— The input —

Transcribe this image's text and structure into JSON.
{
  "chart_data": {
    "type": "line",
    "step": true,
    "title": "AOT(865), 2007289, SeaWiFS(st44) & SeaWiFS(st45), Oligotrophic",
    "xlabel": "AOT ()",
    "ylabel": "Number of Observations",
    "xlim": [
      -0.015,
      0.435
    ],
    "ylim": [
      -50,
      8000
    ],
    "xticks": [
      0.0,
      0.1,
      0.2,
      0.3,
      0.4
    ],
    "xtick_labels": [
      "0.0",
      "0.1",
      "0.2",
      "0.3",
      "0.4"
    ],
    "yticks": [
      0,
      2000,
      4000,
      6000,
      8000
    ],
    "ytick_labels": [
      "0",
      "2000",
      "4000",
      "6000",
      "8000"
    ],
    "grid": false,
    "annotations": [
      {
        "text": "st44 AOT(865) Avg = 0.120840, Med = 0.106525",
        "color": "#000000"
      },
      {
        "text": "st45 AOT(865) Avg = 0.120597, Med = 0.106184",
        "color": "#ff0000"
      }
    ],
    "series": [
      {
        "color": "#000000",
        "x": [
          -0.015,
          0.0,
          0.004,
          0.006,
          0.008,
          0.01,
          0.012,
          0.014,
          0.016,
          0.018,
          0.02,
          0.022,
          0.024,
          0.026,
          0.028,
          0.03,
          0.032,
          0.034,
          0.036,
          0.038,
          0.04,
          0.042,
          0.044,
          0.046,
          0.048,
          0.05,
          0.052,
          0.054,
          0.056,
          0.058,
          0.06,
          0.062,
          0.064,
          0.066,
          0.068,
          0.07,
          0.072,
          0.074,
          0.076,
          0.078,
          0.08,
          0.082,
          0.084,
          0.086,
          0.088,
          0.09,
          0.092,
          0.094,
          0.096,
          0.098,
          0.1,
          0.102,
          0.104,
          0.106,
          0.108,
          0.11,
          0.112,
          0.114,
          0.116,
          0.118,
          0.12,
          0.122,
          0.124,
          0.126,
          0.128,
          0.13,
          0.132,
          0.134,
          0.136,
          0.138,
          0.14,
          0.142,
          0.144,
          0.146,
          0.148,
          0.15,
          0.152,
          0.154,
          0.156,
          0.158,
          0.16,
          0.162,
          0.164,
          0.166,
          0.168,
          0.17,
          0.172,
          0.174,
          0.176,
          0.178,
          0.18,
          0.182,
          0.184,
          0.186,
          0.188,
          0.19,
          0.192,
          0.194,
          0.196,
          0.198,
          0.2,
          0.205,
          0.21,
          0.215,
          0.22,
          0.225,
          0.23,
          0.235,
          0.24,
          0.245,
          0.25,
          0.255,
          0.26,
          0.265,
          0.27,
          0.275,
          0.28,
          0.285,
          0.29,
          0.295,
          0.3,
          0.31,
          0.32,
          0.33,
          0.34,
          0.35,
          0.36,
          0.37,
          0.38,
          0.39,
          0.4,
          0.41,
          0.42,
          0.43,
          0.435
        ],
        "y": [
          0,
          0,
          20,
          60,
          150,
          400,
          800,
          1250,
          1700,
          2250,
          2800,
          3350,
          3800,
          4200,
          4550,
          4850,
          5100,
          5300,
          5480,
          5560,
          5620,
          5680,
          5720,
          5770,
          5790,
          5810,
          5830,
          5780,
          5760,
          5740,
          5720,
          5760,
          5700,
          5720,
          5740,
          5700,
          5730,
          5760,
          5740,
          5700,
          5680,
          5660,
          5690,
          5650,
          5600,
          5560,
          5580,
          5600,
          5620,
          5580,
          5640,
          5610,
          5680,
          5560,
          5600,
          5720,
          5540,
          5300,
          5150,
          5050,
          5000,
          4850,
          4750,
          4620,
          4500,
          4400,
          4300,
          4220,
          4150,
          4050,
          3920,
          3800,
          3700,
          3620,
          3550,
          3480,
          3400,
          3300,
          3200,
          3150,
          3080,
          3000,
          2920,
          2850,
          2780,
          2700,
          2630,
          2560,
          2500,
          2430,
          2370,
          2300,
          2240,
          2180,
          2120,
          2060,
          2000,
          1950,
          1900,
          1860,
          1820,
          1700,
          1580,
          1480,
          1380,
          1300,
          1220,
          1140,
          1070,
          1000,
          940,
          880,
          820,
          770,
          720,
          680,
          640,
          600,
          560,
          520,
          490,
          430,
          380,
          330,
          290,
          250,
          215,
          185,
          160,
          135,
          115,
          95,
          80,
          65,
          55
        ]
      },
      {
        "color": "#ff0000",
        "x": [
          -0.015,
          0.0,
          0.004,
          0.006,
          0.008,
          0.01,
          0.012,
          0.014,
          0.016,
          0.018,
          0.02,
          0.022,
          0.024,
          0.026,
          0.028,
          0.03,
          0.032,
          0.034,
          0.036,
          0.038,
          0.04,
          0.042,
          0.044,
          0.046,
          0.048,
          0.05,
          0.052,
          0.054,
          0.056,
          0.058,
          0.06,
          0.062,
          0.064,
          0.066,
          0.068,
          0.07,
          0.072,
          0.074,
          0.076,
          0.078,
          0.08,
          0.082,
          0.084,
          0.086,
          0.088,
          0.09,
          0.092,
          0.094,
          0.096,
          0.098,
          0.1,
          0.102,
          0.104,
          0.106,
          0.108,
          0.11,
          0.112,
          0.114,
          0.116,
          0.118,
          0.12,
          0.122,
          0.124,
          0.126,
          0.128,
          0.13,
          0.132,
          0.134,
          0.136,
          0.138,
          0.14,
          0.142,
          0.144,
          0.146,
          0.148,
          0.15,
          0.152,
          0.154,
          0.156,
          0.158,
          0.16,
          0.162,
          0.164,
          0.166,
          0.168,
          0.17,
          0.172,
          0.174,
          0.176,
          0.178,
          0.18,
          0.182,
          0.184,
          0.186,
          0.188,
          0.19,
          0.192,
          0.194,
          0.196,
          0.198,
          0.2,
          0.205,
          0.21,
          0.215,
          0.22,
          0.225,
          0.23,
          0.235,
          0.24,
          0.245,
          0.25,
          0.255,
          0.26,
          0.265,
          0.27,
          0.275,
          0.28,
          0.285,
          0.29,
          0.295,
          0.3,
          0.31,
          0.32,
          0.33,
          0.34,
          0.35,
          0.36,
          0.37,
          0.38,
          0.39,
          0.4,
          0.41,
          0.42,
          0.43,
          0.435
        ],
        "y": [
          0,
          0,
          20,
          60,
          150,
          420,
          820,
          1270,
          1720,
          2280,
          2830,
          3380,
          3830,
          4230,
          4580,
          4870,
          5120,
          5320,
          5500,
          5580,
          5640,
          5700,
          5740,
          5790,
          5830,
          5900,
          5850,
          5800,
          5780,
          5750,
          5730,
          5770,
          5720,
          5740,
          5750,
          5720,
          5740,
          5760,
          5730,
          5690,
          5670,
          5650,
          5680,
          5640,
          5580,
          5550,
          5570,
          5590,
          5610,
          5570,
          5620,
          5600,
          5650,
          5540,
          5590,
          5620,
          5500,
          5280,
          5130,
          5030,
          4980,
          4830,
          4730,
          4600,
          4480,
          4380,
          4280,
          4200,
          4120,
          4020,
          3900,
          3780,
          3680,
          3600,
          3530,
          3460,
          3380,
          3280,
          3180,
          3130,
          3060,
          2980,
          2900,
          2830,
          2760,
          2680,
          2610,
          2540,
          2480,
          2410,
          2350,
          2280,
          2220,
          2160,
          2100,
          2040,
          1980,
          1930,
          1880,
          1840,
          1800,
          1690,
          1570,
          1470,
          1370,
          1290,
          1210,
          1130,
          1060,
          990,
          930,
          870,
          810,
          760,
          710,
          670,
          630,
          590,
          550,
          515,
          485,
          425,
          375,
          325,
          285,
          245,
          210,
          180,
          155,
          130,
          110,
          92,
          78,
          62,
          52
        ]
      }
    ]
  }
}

— What the exercise asks —
Take the listing above and set it down exactly.

— Exercise output —
Transcribe this image's text and structure into JSON.
{
  "chart_data": {
    "type": "line",
    "step": true,
    "title": "AOT(865), 2007289, SeaWiFS(st44) & SeaWiFS(st45), Oligotrophic",
    "xlabel": "AOT ()",
    "ylabel": "Number of Observations",
    "xlim": [
      -0.015,
      0.435
    ],
    "ylim": [
      -50,
      8000
    ],
    "xticks": [
      0.0,
      0.1,
      0.2,
      0.3,
      0.4
    ],
    "xtick_labels": [
      "0.0",
      "0.1",
      "0.2",
      "0.3",
      "0.4"
    ],
    "yticks": [
      0,
      2000,
      4000,
      6000,
      8000
    ],
    "ytick_labels": [
      "0",
      "2000",
      "4000",
      "6000",
      "8000"
    ],
    "grid": false,
    "annotations": [
      {
        "text": "st44 AOT(865) Avg = 0.120840, Med = 0.106525",
        "color": "#000000"
      },
      {
        "text": "st45 AOT(865) Avg = 0.120597, Med = 0.106184",
        "color": "#ff0000"
      }
    ],
    "series": [
      {
        "color": "#000000",
        "x": [
          -0.015,
          0.0,
          0.004,
          0.006,
          0.008,
          0.01,
          0.012,
          0.014,
          0.016,
          0.018,
          0.02,
          0.022,
          0.024,
          0.026,
          0.028,
          0.03,
          0.032,
          0.034,
          0.036,
          0.038,
          0.04,
          0.042,
          0.044,
          0.046,
          0.048,
          0.05,
          0.052,
          0.054,
          0.056,
          0.058,
          0.06,
          0.062,
          0.064,
          0.066,
          0.068,
          0.07,
          0.072,
          0.074,
          0.076,
          0.078,
          0.08,
          0.082,
          0.084,
          0.086,
          0.088,
          0.09,
          0.092,
          0.094,
          0.096,
          0.098,
          0.1,
          0.102,
          0.104,
          0.106,
          0.108,
          0.11,
          0.112,
          0.114,
          0.116,
          0.118,
          0.12,
          0.122,
          0.124,
          0.126,
          0.128,
          0.13,
          0.132,
          0.134,
          0.136,
          0.138,
          0.14,
          0.142,
          0.144,
          0.146,
          0.148,
          0.15,
          0.152,
          0.154,
          0.156,
          0.158,
          0.16,
          0.162,
          0.164,
          0.166,
          0.168,
          0.17,
          0.172,
          0.174,
          0.176,
          0.178,
          0.18,
          0.182,
          0.184,
          0.186,
          0.188,
          0.19,
          0.192,
          0.194,
          0.196,
          0.198,
          0.2,
          0.205,
          0.21,
          0.215,
          0.22,
          0.225,
          0.23,
          0.235,
          0.24,
          0.245,
          0.25,
          0.255,
          0.26,
          0.265,
          0.27,
          0.275,
          0.28,
          0.285,
          0.29,
          0.295,
          0.3,
          0.31,
          0.32,
          0.33,
          0.34,
          0.35,
          0.36,
          0.37,
          0.38,
          0.39,
          0.4,
          0.41,
          0.42,
          0.43,
          0.435
        ],
        "y": [
          0,
          0,
          20,
          60,
          150,
          400,
          800,
          1250,
          1700,
          2250,
          2800,
          3350,
          3800,
          4200,
          4550,
          4850,
          5100,
          5300,
          5480,
          5560,
          5620,
          5680,
          5720,
          5770,
          5790,
          5810,
          5830,
          5780,
          5760,
          5740,
          5720,
          5760,
          5700,
          5720,
          5740,
          5700,
          5730,
          5760,
          5740,
          5700,
          5680,
          5660,
          5690,
          5650,
          5600,
          5560,
          5580,
          5600,
          5620,
          5580,
          5640,
          5610,
          5680,
          5560,
          5600,
          5720,
          5540,
          5300,
          5150,
          5050,
          5000,
          4850,
          4750,
          4620,
          4500,
          4400,
          4300,
          4220,
          4150,
          4050,
          3920,
          3800,
          3700,
          3620,
          3550,
          3480,
          3400,
          3300,
          3200,
          3150,
          3080,
          3000,
          2920,
          2850,
          2780,
          2700,
          2630,
          2560,
          2500,
          2430,
          2370,
          2300,
          2240,
          2180,
          2120,
          2060,
          2000,
          1950,
          1900,
          1860,
          1820,
          1700,
          1580,
          1480,
          1380,
          1300,
          1220,
          1140,
          1070,
          1000,
          940,
          880,
          820,
          770,
          720,
          680,
          640,
          600,
          560,
          520,
          490,
          430,
          380,
          330,
          290,
          250,
          215,
          185,
          160,
          135,
          115,
          95,
          80,
          65,
          55
        ]
      },
      {
        "color": "#ff0000",
        "x": [
          -0.015,
          0.0,
          0.004,
          0.006,
          0.008,
          0.01,
          0.012,
          0.014,
          0.016,
          0.018,
          0.02,
          0.022,
          0.024,
          0.026,
          0.028,
          0.03,
          0.032,
          0.034,
          0.036,
          0.038,
          0.04,
          0.042,
          0.044,
          0.046,
          0.048,
          0.05,
          0.052,
          0.054,
          0.056,
          0.058,
          0.06,
          0.062,
          0.064,
          0.066,
          0.068,
          0.07,
          0.072,
          0.074,
          0.076,
          0.078,
          0.08,
          0.082,
          0.084,
          0.086,
          0.088,
          0.09,
          0.092,
          0.094,
          0.096,
          0.098,
          0.1,
          0.102,
          0.104,
          0.106,
          0.108,
          0.11,
          0.112,
          0.114,
          0.116,
          0.118,
          0.12,
          0.122,
          0.124,
          0.126,
          0.128,
          0.13,
          0.132,
          0.134,
          0.136,
          0.138,
          0.14,
          0.142,
          0.144,
          0.146,
          0.148,
          0.15,
          0.152,
          0.154,
          0.156,
          0.158,
          0.16,
          0.162,
          0.164,
          0.166,
          0.168,
          0.17,
          0.172,
          0.174,
          0.176,
          0.178,
          0.18,
          0.182,
          0.184,
          0.186,
          0.188,
          0.19,
          0.192,
          0.194,
          0.196,
          0.198,
          0.2,
          0.205,
          0.21,
          0.215,
          0.22,
          0.225,
          0.23,
          0.235,
          0.24,
          0.245,
          0.25,
          0.255,
          0.26,
          0.265,
          0.27,
          0.275,
          0.28,
          0.285,
          0.29,
          0.295,
          0.3,
          0.31,
          0.32,
          0.33,
          0.34,
          0.35,
          0.36,
          0.37,
          0.38,
          0.39,
          0.4,
          0.41,
          0.42,
          0.43,
          0.435
        ],
        "y": [
          0,
          0,
          20,
          60,
          150,
          420,
          820,
          1270,
          1720,
          2280,
          2830,
          3380,
          3830,
          4230,
          4580,
          4870,
          5120,
          5320,
          5500,
          5580,
          5640,
          5700,
          5740,
          5790,
          5830,
          5900,
          5850,
          5800,
          5780,
          5750,
          5730,
          5770,
          5720,
          5740,
          5750,
          5720,
          5740,
          5760,
          5730,
          5690,
          5670,
          5650,
          5680,
          5640,
          5580,
          5550,
          5570,
          5590,
          5610,
          5570,
          5620,
          5600,
          5650,
          5540,
          5590,
          5620,
          5500,
          5280,
          5130,
          5030,
          4980,
          4830,
          4730,
          4600,
          4480,
          4380,
          4280,
          4200,
          4120,
          4020,
          3900,
          3780,
          3680,
          3600,
          3530,
          3460,
          3380,
          3280,
          3180,
          3130,
          3060,
          2980,
          2900,
          2830,
          2760,
          2680,
          2610,
          2540,
          2480,
          2410,
          2350,
          2280,
          2220,
          2160,
          2100,
          2040,
          1980,
          1930,
          1880,
          1840,
          1800,
          1690,
          1570,
          1470,
          1370,
          1290,
          1210,
          1130,
          1060,
          990,
          930,
          870,
          810,
          760,
          710,
          670,
          630,
          590,
          550,
          515,
          485,
          425,
          375,
          325,
          285,
          245,
          210,
          180,
          155,
          130,
          110,
          92,
          78,
          62,
          52
        ]
      }
    ]
  }
}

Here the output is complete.